> [To do]: Which lines of the records contain "this"? Collect every one of them.
---------- Data ----------
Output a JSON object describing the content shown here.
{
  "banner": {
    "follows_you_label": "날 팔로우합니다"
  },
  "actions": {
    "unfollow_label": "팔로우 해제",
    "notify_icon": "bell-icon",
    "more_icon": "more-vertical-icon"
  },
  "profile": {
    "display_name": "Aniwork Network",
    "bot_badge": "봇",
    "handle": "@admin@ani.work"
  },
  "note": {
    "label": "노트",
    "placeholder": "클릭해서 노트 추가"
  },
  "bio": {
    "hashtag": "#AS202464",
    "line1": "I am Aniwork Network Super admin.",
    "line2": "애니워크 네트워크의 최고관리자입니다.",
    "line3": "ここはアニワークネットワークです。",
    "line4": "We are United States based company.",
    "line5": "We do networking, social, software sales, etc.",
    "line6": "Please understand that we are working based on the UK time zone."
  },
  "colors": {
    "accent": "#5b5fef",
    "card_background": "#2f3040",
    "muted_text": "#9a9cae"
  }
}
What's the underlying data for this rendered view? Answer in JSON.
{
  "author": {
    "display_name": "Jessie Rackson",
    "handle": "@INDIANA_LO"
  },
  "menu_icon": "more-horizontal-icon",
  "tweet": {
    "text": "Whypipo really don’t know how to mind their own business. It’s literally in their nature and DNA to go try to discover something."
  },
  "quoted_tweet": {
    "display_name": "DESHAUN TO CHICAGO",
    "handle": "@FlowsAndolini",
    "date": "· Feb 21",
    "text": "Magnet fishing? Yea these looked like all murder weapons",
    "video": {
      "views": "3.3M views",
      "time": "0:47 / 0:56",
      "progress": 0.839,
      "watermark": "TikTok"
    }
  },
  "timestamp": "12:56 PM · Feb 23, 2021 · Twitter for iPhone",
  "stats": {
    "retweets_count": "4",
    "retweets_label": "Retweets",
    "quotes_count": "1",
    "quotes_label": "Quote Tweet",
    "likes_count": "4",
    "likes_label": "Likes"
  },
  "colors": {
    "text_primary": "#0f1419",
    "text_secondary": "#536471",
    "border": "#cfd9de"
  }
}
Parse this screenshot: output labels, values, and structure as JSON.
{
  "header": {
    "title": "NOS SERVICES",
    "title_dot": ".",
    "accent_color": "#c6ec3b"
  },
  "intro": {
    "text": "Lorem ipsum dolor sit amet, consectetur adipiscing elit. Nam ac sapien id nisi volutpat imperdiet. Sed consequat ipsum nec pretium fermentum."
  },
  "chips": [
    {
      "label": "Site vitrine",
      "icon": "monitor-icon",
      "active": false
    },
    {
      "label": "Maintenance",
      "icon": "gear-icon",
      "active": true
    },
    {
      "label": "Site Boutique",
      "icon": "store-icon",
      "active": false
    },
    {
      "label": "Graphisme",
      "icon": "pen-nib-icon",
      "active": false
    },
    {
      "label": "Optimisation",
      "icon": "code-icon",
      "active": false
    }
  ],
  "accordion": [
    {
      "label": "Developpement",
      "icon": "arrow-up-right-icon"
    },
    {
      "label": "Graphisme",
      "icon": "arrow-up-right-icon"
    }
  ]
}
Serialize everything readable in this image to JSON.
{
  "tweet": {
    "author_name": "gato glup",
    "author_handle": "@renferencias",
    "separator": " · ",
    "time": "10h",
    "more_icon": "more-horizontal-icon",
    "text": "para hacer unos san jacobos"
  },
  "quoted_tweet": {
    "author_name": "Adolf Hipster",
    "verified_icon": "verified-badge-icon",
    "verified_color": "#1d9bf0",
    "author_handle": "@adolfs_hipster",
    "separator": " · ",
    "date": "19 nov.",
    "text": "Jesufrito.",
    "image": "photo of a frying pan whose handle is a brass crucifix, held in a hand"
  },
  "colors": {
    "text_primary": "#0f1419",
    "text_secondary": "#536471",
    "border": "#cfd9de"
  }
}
----------
> [Response to the task]:
What's the underlying data for this rendered view? Answer in JSON.
Parse this screenshot: output labels, values, and structure as JSON.
Serialize everything readable in this image to JSON.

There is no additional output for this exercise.